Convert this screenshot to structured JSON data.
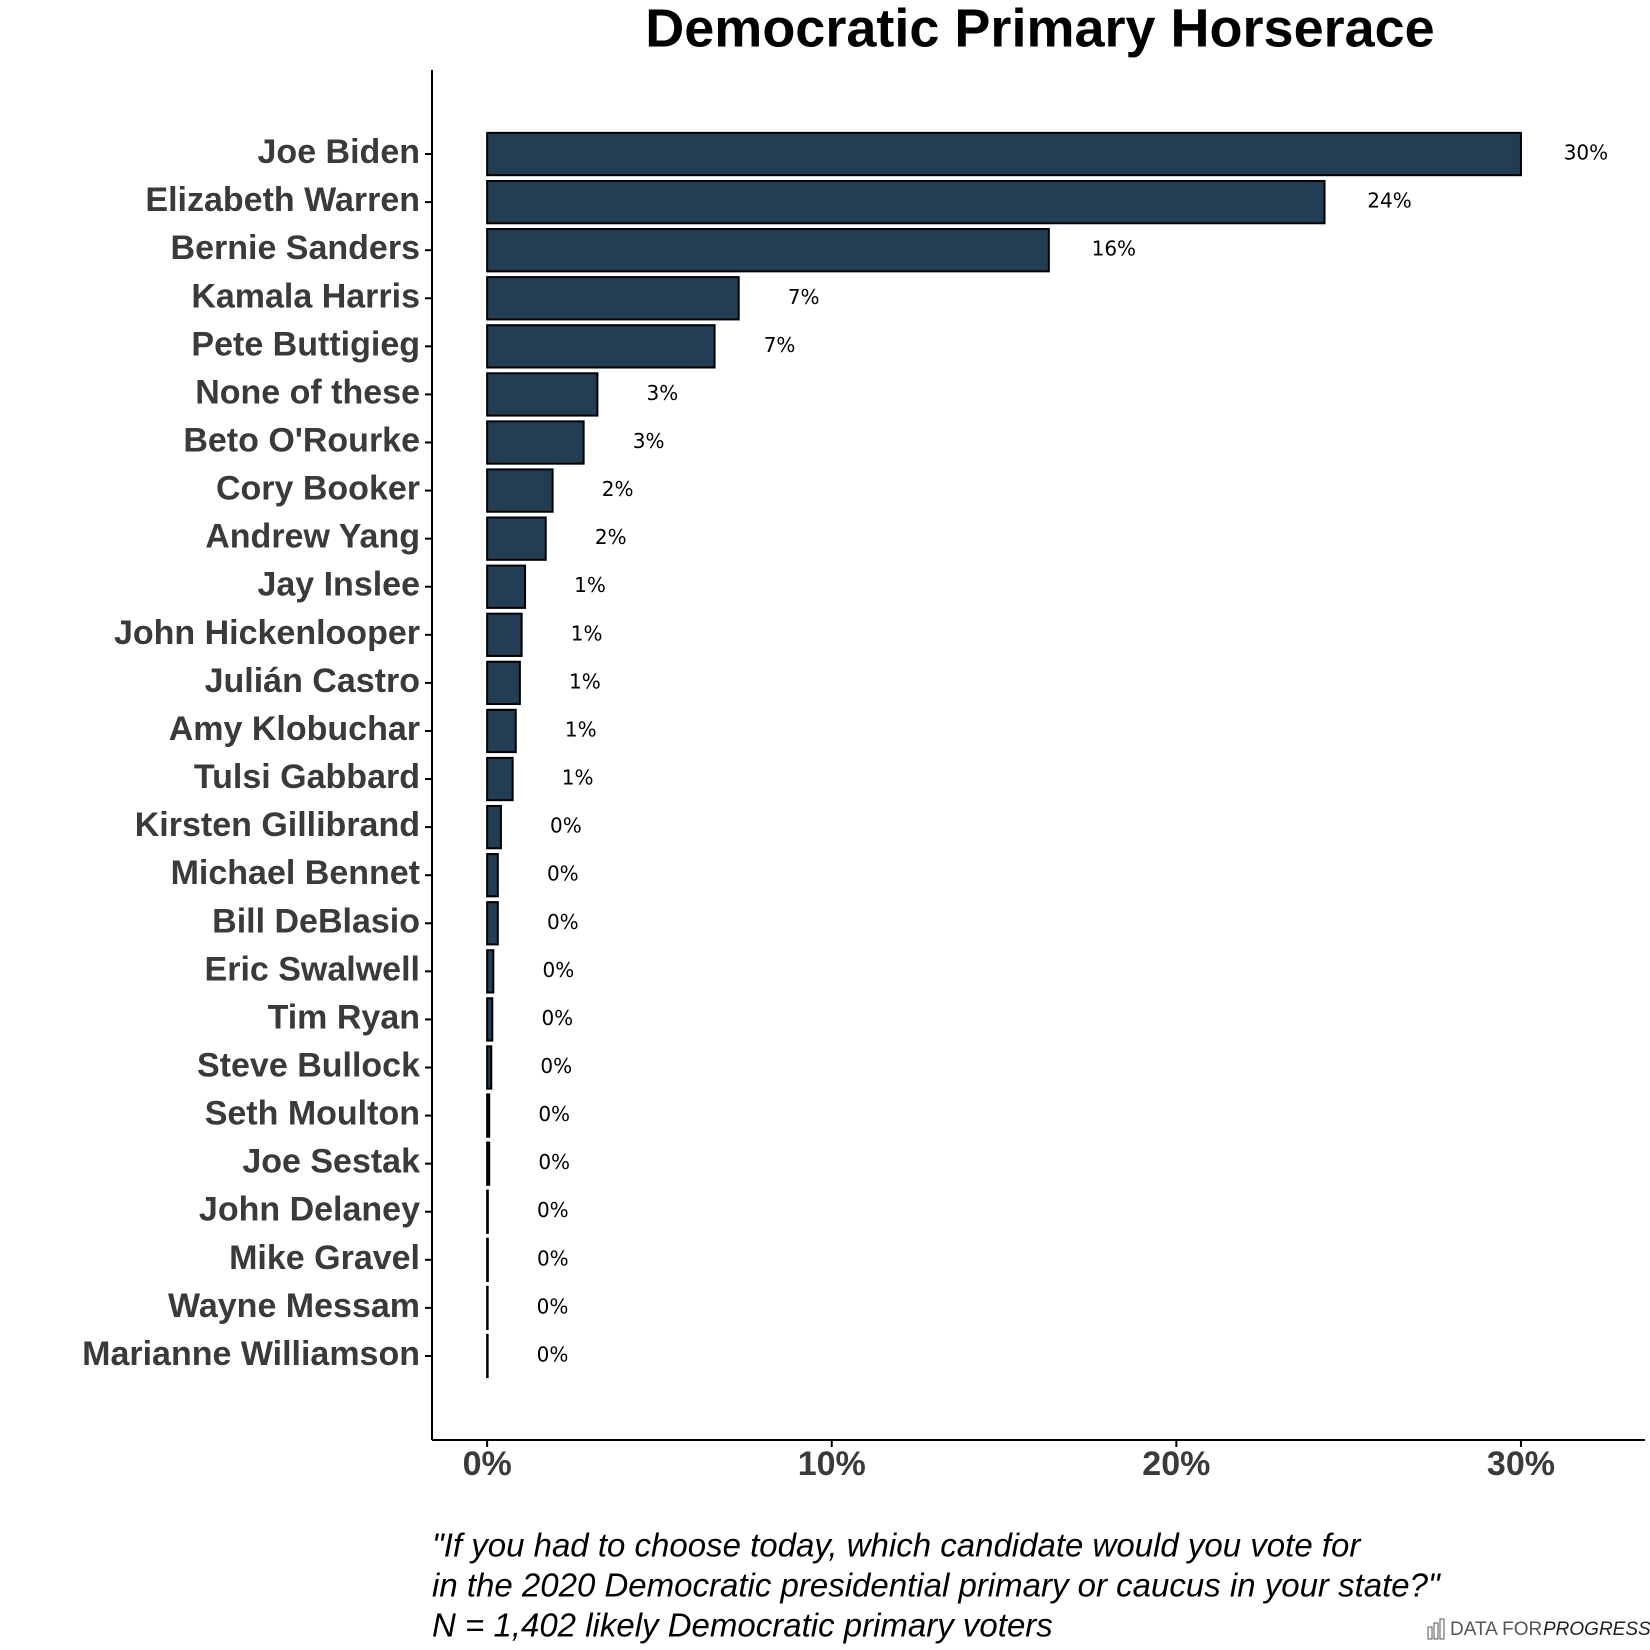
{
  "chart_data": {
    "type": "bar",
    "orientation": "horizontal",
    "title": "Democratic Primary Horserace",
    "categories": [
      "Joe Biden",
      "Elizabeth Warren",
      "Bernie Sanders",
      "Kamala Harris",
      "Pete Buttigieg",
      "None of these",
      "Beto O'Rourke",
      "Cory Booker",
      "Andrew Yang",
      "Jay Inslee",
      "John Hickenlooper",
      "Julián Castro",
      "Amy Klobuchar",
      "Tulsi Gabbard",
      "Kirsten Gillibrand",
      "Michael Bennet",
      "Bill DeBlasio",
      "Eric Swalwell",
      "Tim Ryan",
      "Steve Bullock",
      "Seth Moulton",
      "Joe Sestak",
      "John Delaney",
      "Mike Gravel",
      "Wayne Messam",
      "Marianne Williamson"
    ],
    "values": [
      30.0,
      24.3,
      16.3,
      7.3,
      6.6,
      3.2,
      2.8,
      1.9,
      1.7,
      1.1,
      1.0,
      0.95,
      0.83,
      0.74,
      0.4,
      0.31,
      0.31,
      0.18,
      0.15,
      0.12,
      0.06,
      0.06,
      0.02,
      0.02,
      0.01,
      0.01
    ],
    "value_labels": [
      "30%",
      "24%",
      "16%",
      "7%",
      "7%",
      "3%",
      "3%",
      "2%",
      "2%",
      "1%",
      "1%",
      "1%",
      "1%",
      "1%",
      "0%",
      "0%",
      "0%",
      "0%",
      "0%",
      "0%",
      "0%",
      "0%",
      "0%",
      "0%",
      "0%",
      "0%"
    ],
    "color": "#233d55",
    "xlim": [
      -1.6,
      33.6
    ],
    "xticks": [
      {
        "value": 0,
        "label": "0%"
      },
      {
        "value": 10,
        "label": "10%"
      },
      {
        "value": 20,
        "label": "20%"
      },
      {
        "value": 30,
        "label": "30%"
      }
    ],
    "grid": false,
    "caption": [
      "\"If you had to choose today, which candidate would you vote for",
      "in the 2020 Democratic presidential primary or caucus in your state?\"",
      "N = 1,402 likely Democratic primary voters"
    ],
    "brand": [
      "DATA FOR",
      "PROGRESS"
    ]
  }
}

================================

▸ What this task involves
Copy every entry exactly as written. Pictures are excluded.

▸ Response to the exercise
Convert this screenshot to structured JSON data.
{
  "chart_data": {
    "type": "bar",
    "orientation": "horizontal",
    "title": "Democratic Primary Horserace",
    "categories": [
      "Joe Biden",
      "Elizabeth Warren",
      "Bernie Sanders",
      "Kamala Harris",
      "Pete Buttigieg",
      "None of these",
      "Beto O'Rourke",
      "Cory Booker",
      "Andrew Yang",
      "Jay Inslee",
      "John Hickenlooper",
      "Julián Castro",
      "Amy Klobuchar",
      "Tulsi Gabbard",
      "Kirsten Gillibrand",
      "Michael Bennet",
      "Bill DeBlasio",
      "Eric Swalwell",
      "Tim Ryan",
      "Steve Bullock",
      "Seth Moulton",
      "Joe Sestak",
      "John Delaney",
      "Mike Gravel",
      "Wayne Messam",
      "Marianne Williamson"
    ],
    "values": [
      30.0,
      24.3,
      16.3,
      7.3,
      6.6,
      3.2,
      2.8,
      1.9,
      1.7,
      1.1,
      1.0,
      0.95,
      0.83,
      0.74,
      0.4,
      0.31,
      0.31,
      0.18,
      0.15,
      0.12,
      0.06,
      0.06,
      0.02,
      0.02,
      0.01,
      0.01
    ],
    "value_labels": [
      "30%",
      "24%",
      "16%",
      "7%",
      "7%",
      "3%",
      "3%",
      "2%",
      "2%",
      "1%",
      "1%",
      "1%",
      "1%",
      "1%",
      "0%",
      "0%",
      "0%",
      "0%",
      "0%",
      "0%",
      "0%",
      "0%",
      "0%",
      "0%",
      "0%",
      "0%"
    ],
    "color": "#233d55",
    "xlim": [
      -1.6,
      33.6
    ],
    "xticks": [
      {
        "value": 0,
        "label": "0%"
      },
      {
        "value": 10,
        "label": "10%"
      },
      {
        "value": 20,
        "label": "20%"
      },
      {
        "value": 30,
        "label": "30%"
      }
    ],
    "grid": false,
    "caption": [
      "\"If you had to choose today, which candidate would you vote for",
      "in the 2020 Democratic presidential primary or caucus in your state?\"",
      "N = 1,402 likely Democratic primary voters"
    ],
    "brand": [
      "DATA FOR",
      "PROGRESS"
    ]
  }
}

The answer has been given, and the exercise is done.